» Set task
Write out every line of the data below as a JSON list of strings, one string per line, skipping blank lines and leaving out the pictures.

┌──

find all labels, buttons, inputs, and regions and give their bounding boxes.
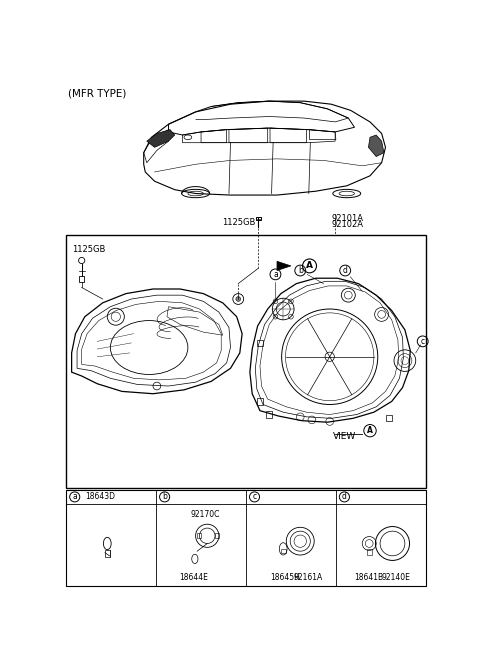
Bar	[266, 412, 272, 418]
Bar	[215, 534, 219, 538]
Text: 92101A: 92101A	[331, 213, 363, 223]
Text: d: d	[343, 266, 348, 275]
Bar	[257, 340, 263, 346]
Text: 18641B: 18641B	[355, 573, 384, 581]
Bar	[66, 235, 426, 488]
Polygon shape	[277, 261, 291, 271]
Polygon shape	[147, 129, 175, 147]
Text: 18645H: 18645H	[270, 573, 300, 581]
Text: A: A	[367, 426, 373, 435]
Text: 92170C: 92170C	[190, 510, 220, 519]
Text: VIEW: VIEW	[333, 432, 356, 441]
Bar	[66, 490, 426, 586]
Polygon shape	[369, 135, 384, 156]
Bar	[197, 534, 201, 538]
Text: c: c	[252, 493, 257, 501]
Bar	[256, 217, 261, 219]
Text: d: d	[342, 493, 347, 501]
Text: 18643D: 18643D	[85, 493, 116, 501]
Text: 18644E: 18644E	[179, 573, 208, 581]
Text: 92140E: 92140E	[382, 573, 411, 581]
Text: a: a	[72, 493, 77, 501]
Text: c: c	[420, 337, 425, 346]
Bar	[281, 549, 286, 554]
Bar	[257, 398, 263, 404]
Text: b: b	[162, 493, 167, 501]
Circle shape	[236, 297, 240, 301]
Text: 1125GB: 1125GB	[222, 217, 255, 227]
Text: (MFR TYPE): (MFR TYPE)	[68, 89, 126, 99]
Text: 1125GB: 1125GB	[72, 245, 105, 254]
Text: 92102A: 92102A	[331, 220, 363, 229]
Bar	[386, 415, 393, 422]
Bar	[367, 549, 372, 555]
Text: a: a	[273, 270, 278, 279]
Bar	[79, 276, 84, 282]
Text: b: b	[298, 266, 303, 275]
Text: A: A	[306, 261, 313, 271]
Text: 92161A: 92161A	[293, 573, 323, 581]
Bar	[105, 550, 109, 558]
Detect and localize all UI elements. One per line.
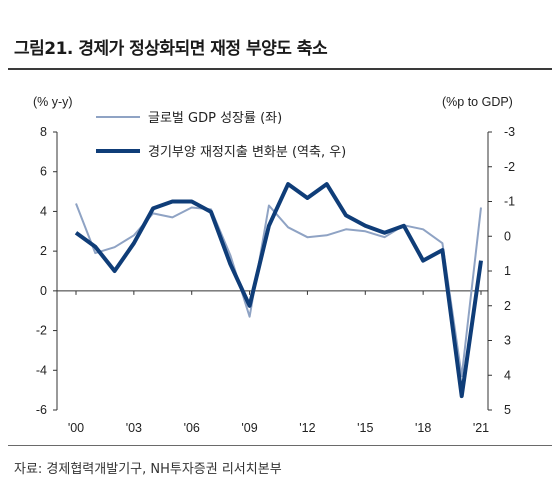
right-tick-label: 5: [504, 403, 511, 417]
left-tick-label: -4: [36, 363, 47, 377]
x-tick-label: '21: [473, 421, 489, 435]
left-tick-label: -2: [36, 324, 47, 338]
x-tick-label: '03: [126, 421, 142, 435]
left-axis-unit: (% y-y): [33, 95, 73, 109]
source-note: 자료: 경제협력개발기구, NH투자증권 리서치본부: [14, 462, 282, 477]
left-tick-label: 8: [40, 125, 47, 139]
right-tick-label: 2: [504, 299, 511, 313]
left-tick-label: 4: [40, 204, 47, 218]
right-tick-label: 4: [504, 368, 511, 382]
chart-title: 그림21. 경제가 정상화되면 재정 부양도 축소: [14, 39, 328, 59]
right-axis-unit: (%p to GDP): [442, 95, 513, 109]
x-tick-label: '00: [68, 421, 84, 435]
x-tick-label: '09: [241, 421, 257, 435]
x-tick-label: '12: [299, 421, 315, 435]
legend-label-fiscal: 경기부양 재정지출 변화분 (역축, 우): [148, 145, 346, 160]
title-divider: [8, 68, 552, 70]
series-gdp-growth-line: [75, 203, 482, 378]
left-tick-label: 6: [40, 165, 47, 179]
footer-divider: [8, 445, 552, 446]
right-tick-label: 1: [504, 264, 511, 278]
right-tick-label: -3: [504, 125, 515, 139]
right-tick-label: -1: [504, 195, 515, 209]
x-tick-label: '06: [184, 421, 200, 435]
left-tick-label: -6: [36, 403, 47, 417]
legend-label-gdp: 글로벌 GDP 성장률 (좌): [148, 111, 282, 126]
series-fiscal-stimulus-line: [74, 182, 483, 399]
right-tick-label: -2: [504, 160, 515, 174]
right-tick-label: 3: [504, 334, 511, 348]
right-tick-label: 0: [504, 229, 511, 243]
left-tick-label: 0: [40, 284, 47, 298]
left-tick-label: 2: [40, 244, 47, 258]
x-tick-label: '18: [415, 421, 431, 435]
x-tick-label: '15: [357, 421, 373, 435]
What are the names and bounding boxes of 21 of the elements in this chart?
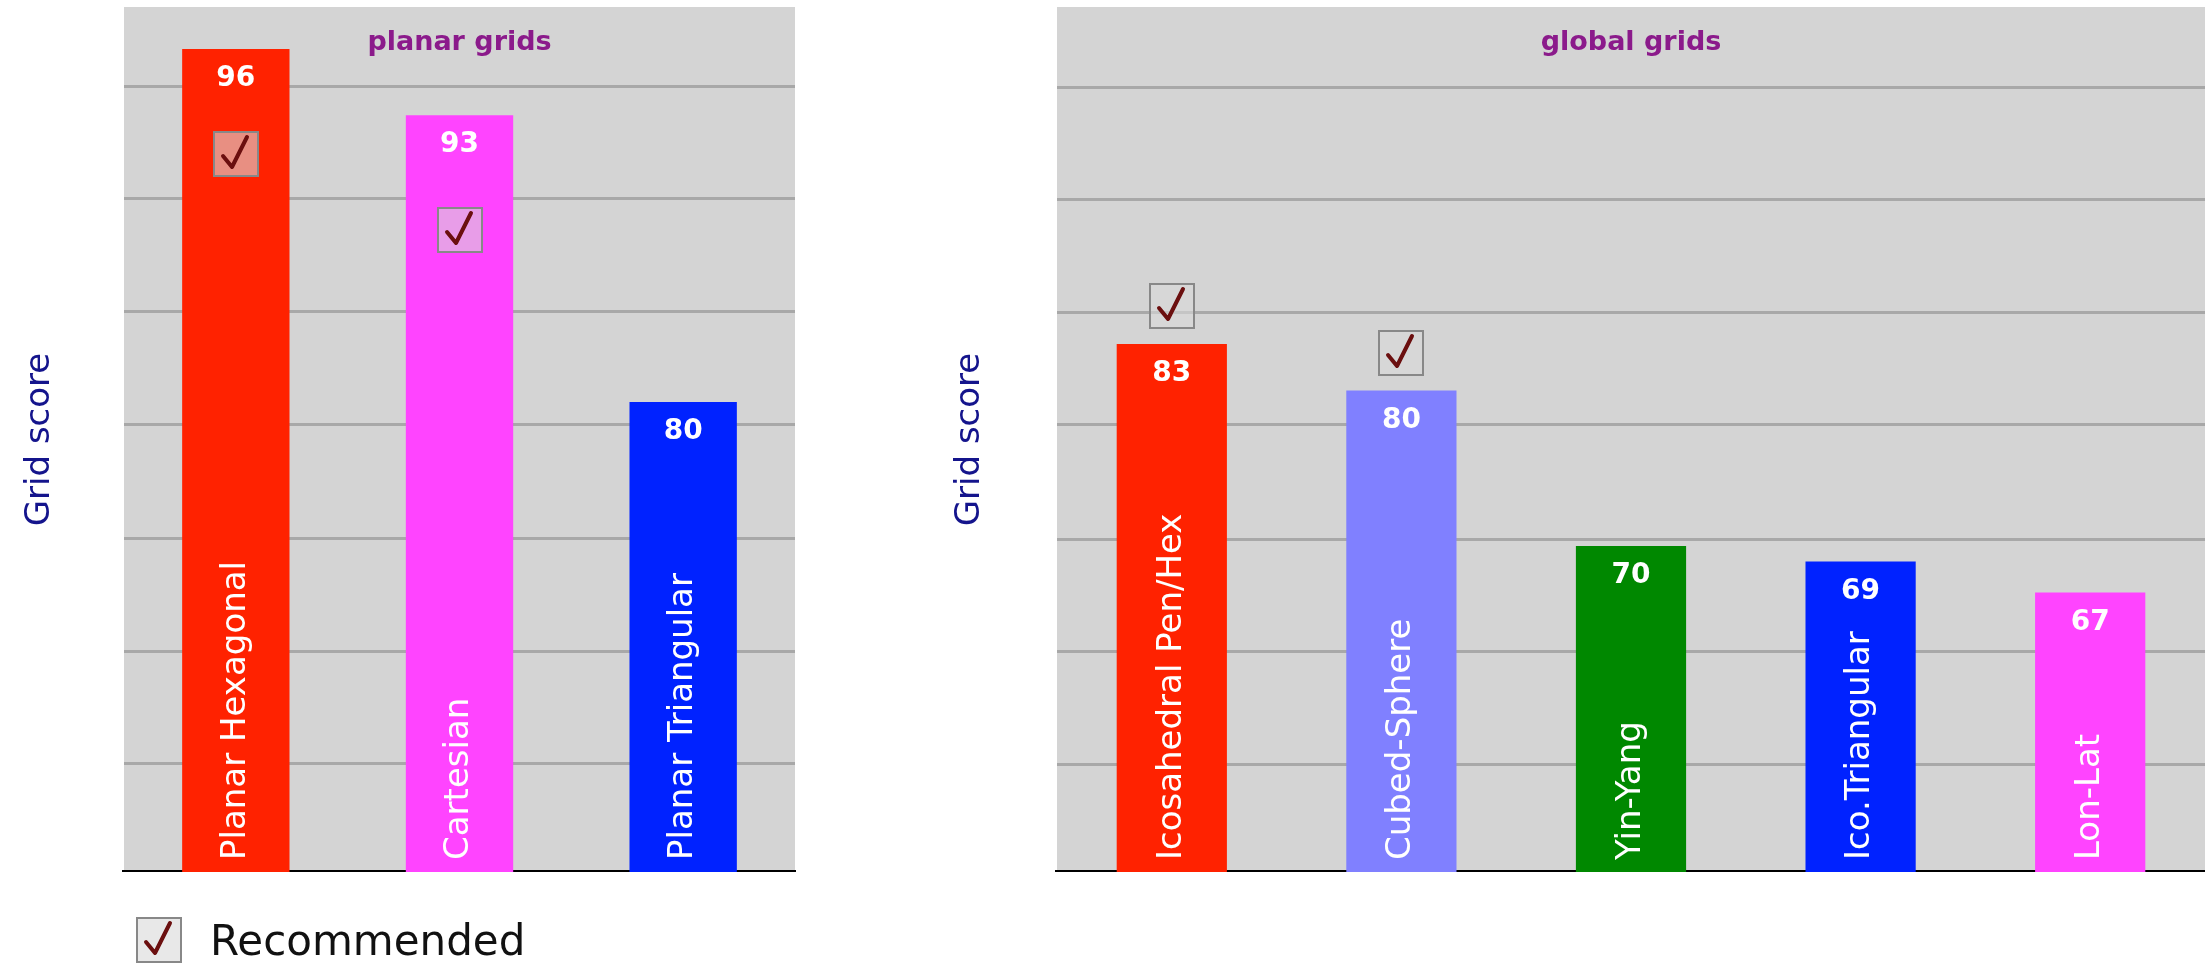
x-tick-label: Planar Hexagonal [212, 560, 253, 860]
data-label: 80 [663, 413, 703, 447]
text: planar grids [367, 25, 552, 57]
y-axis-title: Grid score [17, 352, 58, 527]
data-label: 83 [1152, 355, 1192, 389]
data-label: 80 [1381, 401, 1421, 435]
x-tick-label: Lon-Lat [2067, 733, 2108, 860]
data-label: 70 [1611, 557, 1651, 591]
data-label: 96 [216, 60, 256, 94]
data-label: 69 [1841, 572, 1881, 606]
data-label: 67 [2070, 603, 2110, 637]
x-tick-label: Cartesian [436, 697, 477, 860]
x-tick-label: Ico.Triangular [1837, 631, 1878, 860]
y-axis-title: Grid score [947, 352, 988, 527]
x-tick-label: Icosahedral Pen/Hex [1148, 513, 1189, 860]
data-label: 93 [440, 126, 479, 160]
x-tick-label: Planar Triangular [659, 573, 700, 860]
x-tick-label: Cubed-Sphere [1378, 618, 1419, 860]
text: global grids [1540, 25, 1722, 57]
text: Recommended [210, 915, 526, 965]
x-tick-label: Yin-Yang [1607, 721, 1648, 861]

└──

» The output
[
  "find all labels, buttons, inputs, and regions and give their bounding boxes.",
  "Bar\t[266, 412, 272, 418]",
  "Bar\t[215, 534, 219, 538]",
  "Text: 92101A: 92101A\t[331, 213, 363, 223]",
  "Text: d: d\t[343, 266, 348, 275]",
  "Bar\t[257, 340, 263, 346]",
  "Text: 18641B: 18641B\t[355, 573, 384, 581]",
  "Bar\t[66, 235, 426, 488]",
  "Polygon shape\t[277, 261, 291, 271]",
  "Polygon shape\t[147, 129, 175, 147]",
  "Text: 18645H: 18645H\t[270, 573, 300, 581]",
  "Text: A: A\t[367, 426, 373, 435]",
  "Text: 92170C: 92170C\t[190, 510, 220, 519]",
  "Text: VIEW: VIEW\t[333, 432, 356, 441]",
  "Bar\t[66, 490, 426, 586]",
  "Polygon shape\t[369, 135, 384, 156]",
  "Bar\t[197, 534, 201, 538]",
  "Text: c: c\t[252, 493, 257, 501]",
  "Bar\t[256, 217, 261, 219]",
  "Text: d: d\t[342, 493, 347, 501]",
  "Text: 18643D: 18643D\t[85, 493, 116, 501]",
  "Text: 18644E: 18644E\t[179, 573, 208, 581]",
  "Text: 92140E: 92140E\t[382, 573, 411, 581]",
  "Text: a: a\t[72, 493, 77, 501]",
  "Text: c: c\t[420, 337, 425, 346]",
  "Bar\t[281, 549, 286, 554]",
  "Bar\t[257, 398, 263, 404]",
  "Text: b: b\t[162, 493, 167, 501]",
  "Circle shape\t[236, 297, 240, 301]",
  "Text: 1125GB: 1125GB\t[222, 217, 255, 227]",
  "Text: (MFR TYPE): (MFR TYPE)\t[68, 89, 126, 99]",
  "Text: 1125GB: 1125GB\t[72, 245, 105, 254]",
  "Text: 92102A: 92102A\t[331, 220, 363, 229]",
  "Bar\t[386, 415, 393, 422]",
  "Bar\t[367, 549, 372, 555]",
  "Text: a: a\t[273, 270, 278, 279]",
  "Bar\t[79, 276, 84, 282]",
  "Text: b: b\t[298, 266, 303, 275]",
  "Text: A: A\t[306, 261, 313, 271]",
  "Text: 92161A: 92161A\t[293, 573, 323, 581]",
  "Bar\t[105, 550, 109, 558]",
  "Detect and localize all UI elements. One per line.",
  "right-tick-label: 5: [504, 403, 511, 417]",
  "left-tick-label: -4: [36, 363, 47, 377]",
  "x-tick-label: '21: [473, 421, 489, 435]",
  "left-tick-label: -2: [36, 324, 47, 338]",
  "x-tick-label: '03: [126, 421, 142, 435]",
  "left-axis-unit: (% y-y): [33, 95, 73, 109]",
  "source-note: 자료: 경제협력개발기구, NH투자증권 리서치본부: [14, 462, 282, 477]",
  "left-tick-label: 8: [40, 125, 47, 139]",
  "right-tick-label: 2: [504, 299, 511, 313]",
  "left-tick-label: 4: [40, 204, 47, 218]",
  "right-tick-label: 4: [504, 368, 511, 382]",
  "chart-title: 그림21. 경제가 정상화되면 재정 부양도 축소: [14, 39, 328, 59]",
  "right-axis-unit: (%p to GDP): [442, 95, 513, 109]",
  "x-tick-label: '00: [68, 421, 84, 435]",
  "x-tick-label: '09: [241, 421, 257, 435]",
  "x-tick-label: '12: [299, 421, 315, 435]",
  "legend-label-fiscal: 경기부양 재정지출 변화분 (역축, 우): [148, 145, 346, 160]",
  "title-divider: [8, 68, 552, 70]",
  "series-gdp-growth-line: [75, 203, 482, 378]",
  "left-tick-label: 6: [40, 165, 47, 179]",
  "footer-divider: [8, 445, 552, 446]",
  "right-tick-label: 1: [504, 264, 511, 278]",
  "right-tick-label: -3: [504, 125, 515, 139]",
  "right-tick-label: -1: [504, 195, 515, 209]",
  "x-tick-label: '06: [184, 421, 200, 435]",
  "left-tick-label: -6: [36, 403, 47, 417]",
  "legend-label-gdp: 글로벌 GDP 성장률 (좌): [148, 111, 282, 126]",
  "series-fiscal-stimulus-line: [74, 182, 483, 399]",
  "right-tick-label: -2: [504, 160, 515, 174]",
  "right-tick-label: 3: [504, 334, 511, 348]",
  "right-tick-label: 0: [504, 229, 511, 243]",
  "left-tick-label: 0: [40, 284, 47, 298]",
  "left-tick-label: 2: [40, 244, 47, 258]",
  "x-tick-label: '18: [415, 421, 431, 435]",
  "x-tick-label: '15: [357, 421, 373, 435]",
  "What are the names and bounding boxes of 21 of the elements in this chart?",
  "x-tick-label: Planar Hexagonal [212, 560, 253, 860]",
  "data-label: 80 [663, 413, 703, 447]",
  "text: planar grids [367, 25, 552, 57]",
  "y-axis-title: Grid score [17, 352, 58, 527]",
  "data-label: 83 [1152, 355, 1192, 389]",
  "data-label: 80 [1381, 401, 1421, 435]",
  "x-tick-label: Lon-Lat [2067, 733, 2108, 860]",
  "data-label: 70 [1611, 557, 1651, 591]",
  "data-label: 96 [216, 60, 256, 94]",
  "data-label: 69 [1841, 572, 1881, 606]",
  "data-label: 67 [2070, 603, 2110, 637]",
  "x-tick-label: Cartesian [436, 697, 477, 860]",
  "x-tick-label: Ico.Triangular [1837, 631, 1878, 860]",
  "y-axis-title: Grid score [947, 352, 988, 527]",
  "x-tick-label: Icosahedral Pen/Hex [1148, 513, 1189, 860]",
  "data-label: 93 [440, 126, 479, 160]",
  "x-tick-label: Planar Triangular [659, 573, 700, 860]",
  "x-tick-label: Cubed-Sphere [1378, 618, 1419, 860]",
  "text: global grids [1540, 25, 1722, 57]",
  "text: Recommended [210, 915, 526, 965]",
  "x-tick-label: Yin-Yang [1607, 721, 1648, 861]"
]